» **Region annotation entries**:
▬▬▬▬▬▬
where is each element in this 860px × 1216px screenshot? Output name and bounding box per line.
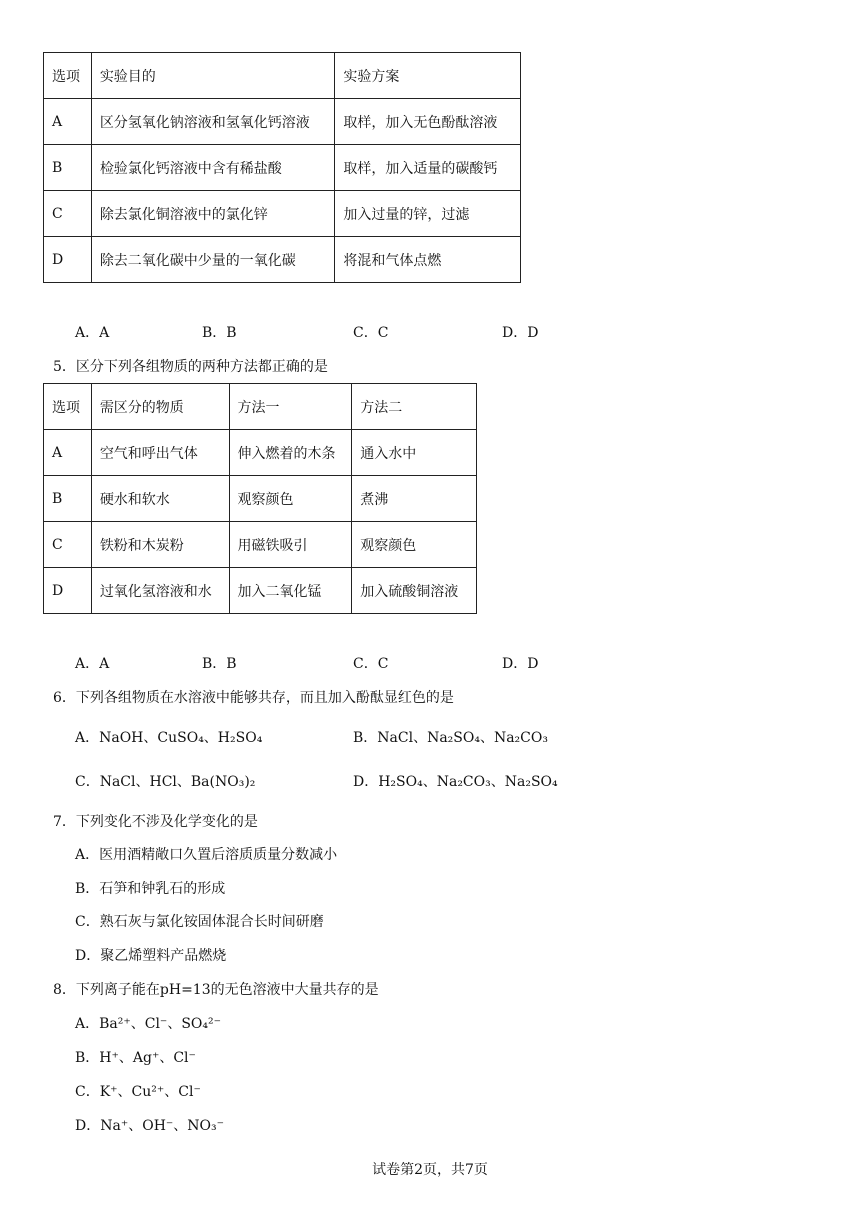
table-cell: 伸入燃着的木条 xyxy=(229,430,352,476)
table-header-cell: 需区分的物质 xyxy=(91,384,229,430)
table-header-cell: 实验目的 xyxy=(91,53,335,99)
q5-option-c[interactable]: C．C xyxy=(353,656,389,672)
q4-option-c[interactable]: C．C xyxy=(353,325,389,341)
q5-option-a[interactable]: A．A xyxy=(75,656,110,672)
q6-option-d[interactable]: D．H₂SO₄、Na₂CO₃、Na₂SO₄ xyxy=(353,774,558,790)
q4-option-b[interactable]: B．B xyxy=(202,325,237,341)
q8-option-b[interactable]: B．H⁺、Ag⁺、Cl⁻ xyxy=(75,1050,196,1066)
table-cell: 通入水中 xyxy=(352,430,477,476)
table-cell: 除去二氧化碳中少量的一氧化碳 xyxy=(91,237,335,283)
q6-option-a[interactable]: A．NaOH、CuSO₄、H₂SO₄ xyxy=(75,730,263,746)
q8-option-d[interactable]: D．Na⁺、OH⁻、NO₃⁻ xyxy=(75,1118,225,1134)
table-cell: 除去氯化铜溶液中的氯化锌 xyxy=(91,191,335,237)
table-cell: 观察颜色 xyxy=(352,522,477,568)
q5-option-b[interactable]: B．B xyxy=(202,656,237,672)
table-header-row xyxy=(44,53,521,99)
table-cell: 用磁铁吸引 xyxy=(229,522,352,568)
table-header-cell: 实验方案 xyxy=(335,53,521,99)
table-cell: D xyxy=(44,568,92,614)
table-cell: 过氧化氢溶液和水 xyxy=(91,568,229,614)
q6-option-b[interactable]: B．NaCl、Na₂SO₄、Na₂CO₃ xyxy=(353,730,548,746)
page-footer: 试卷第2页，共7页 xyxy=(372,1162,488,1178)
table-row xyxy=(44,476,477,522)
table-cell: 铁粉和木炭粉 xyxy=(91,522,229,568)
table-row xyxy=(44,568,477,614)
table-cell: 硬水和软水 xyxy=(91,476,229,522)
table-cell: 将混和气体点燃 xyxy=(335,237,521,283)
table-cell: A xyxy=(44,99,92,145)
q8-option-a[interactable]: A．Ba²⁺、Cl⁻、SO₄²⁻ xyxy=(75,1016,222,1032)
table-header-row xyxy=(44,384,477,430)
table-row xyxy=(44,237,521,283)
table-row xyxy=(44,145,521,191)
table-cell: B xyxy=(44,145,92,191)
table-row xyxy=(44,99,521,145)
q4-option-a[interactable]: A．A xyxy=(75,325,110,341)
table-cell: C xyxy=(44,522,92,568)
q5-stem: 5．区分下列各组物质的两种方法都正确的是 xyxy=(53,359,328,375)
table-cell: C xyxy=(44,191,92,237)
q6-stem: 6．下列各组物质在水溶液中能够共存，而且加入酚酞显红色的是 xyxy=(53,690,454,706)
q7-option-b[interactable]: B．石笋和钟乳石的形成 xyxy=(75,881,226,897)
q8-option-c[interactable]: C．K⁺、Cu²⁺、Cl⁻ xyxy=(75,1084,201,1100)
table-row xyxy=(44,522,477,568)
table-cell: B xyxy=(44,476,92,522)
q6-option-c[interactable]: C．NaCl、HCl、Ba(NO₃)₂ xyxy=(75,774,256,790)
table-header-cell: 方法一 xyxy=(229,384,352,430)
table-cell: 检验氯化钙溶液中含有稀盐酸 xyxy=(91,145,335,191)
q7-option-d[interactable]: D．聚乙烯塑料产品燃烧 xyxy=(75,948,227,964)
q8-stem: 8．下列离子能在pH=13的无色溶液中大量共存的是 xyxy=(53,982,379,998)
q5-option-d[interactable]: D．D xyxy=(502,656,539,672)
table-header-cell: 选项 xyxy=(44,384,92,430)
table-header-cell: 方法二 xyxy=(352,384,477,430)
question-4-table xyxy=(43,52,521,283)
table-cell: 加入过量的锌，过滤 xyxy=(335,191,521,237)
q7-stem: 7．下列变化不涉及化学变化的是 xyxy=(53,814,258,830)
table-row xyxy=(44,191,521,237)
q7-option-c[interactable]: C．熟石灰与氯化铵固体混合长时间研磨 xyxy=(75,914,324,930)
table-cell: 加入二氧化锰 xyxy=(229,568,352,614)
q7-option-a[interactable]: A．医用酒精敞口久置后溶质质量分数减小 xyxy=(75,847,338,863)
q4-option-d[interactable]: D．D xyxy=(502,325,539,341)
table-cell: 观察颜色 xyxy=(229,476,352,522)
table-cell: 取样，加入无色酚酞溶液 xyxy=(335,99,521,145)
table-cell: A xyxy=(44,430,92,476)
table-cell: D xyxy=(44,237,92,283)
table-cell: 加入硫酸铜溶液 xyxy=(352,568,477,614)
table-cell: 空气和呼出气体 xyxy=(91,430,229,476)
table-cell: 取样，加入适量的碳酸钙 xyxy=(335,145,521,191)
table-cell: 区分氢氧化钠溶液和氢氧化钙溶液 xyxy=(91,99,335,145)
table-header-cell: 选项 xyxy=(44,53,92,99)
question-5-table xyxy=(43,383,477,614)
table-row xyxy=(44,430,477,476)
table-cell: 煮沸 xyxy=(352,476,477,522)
▬▬▬▬▬▬
» **Goal**: Rewrite all the entries above with "table-line" substituted for every "table-row" and everything else unchanged. Leave out the pictures.

» **The solution**:
where is each element in this 860px × 1216px screenshot? Output name and bounding box per line.
table-cell: 伸入燃着的木条 xyxy=(229,430,352,476)
table-header-cell: 需区分的物质 xyxy=(91,384,229,430)
table-header-cell: 实验目的 xyxy=(91,53,335,99)
q5-option-c[interactable]: C．C xyxy=(353,656,389,672)
q4-option-c[interactable]: C．C xyxy=(353,325,389,341)
q5-option-a[interactable]: A．A xyxy=(75,656,110,672)
q6-option-d[interactable]: D．H₂SO₄、Na₂CO₃、Na₂SO₄ xyxy=(353,774,558,790)
q4-option-b[interactable]: B．B xyxy=(202,325,237,341)
q8-option-b[interactable]: B．H⁺、Ag⁺、Cl⁻ xyxy=(75,1050,196,1066)
table-cell: 通入水中 xyxy=(352,430,477,476)
table-cell: 除去二氧化碳中少量的一氧化碳 xyxy=(91,237,335,283)
q6-option-a[interactable]: A．NaOH、CuSO₄、H₂SO₄ xyxy=(75,730,263,746)
q8-option-d[interactable]: D．Na⁺、OH⁻、NO₃⁻ xyxy=(75,1118,225,1134)
table-cell: 除去氯化铜溶液中的氯化锌 xyxy=(91,191,335,237)
table-cell: 观察颜色 xyxy=(352,522,477,568)
q5-option-b[interactable]: B．B xyxy=(202,656,237,672)
table-header-row xyxy=(44,53,521,99)
table-cell: 用磁铁吸引 xyxy=(229,522,352,568)
table-header-cell: 实验方案 xyxy=(335,53,521,99)
table-cell: D xyxy=(44,568,92,614)
table-cell: 过氧化氢溶液和水 xyxy=(91,568,229,614)
q6-option-b[interactable]: B．NaCl、Na₂SO₄、Na₂CO₃ xyxy=(353,730,548,746)
page-footer: 试卷第2页，共7页 xyxy=(372,1162,488,1178)
table-line xyxy=(44,476,477,522)
table-cell: 铁粉和木炭粉 xyxy=(91,522,229,568)
table-line xyxy=(44,568,477,614)
table-cell: 硬水和软水 xyxy=(91,476,229,522)
table-cell: 将混和气体点燃 xyxy=(335,237,521,283)
table-cell: A xyxy=(44,99,92,145)
q8-option-a[interactable]: A．Ba²⁺、Cl⁻、SO₄²⁻ xyxy=(75,1016,222,1032)
table-header-row xyxy=(44,384,477,430)
table-line xyxy=(44,237,521,283)
table-line xyxy=(44,145,521,191)
table-cell: B xyxy=(44,145,92,191)
table-line xyxy=(44,99,521,145)
q4-option-a[interactable]: A．A xyxy=(75,325,110,341)
table-cell: C xyxy=(44,522,92,568)
q5-stem: 5．区分下列各组物质的两种方法都正确的是 xyxy=(53,359,328,375)
table-cell: C xyxy=(44,191,92,237)
q6-stem: 6．下列各组物质在水溶液中能够共存，而且加入酚酞显红色的是 xyxy=(53,690,454,706)
q7-option-b[interactable]: B．石笋和钟乳石的形成 xyxy=(75,881,226,897)
q8-option-c[interactable]: C．K⁺、Cu²⁺、Cl⁻ xyxy=(75,1084,201,1100)
table-line xyxy=(44,522,477,568)
table-cell: B xyxy=(44,476,92,522)
q6-option-c[interactable]: C．NaCl、HCl、Ba(NO₃)₂ xyxy=(75,774,256,790)
table-header-cell: 方法一 xyxy=(229,384,352,430)
table-cell: 检验氯化钙溶液中含有稀盐酸 xyxy=(91,145,335,191)
q7-option-d[interactable]: D．聚乙烯塑料产品燃烧 xyxy=(75,948,227,964)
q8-stem: 8．下列离子能在pH=13的无色溶液中大量共存的是 xyxy=(53,982,379,998)
q5-option-d[interactable]: D．D xyxy=(502,656,539,672)
table-header-cell: 选项 xyxy=(44,384,92,430)
table-header-cell: 方法二 xyxy=(352,384,477,430)
question-4-table xyxy=(43,52,521,283)
table-cell: 加入过量的锌，过滤 xyxy=(335,191,521,237)
q7-stem: 7．下列变化不涉及化学变化的是 xyxy=(53,814,258,830)
table-line xyxy=(44,191,521,237)
q7-option-c[interactable]: C．熟石灰与氯化铵固体混合长时间研磨 xyxy=(75,914,324,930)
table-cell: 加入二氧化锰 xyxy=(229,568,352,614)
q7-option-a[interactable]: A．医用酒精敞口久置后溶质质量分数减小 xyxy=(75,847,338,863)
q4-option-d[interactable]: D．D xyxy=(502,325,539,341)
table-cell: 观察颜色 xyxy=(229,476,352,522)
table-cell: 取样，加入无色酚酞溶液 xyxy=(335,99,521,145)
table-cell: A xyxy=(44,430,92,476)
table-cell: D xyxy=(44,237,92,283)
table-cell: 加入硫酸铜溶液 xyxy=(352,568,477,614)
table-cell: 空气和呼出气体 xyxy=(91,430,229,476)
table-cell: 取样，加入适量的碳酸钙 xyxy=(335,145,521,191)
table-cell: 区分氢氧化钠溶液和氢氧化钙溶液 xyxy=(91,99,335,145)
table-header-cell: 选项 xyxy=(44,53,92,99)
question-5-table xyxy=(43,383,477,614)
table-line xyxy=(44,430,477,476)
table-cell: 煮沸 xyxy=(352,476,477,522)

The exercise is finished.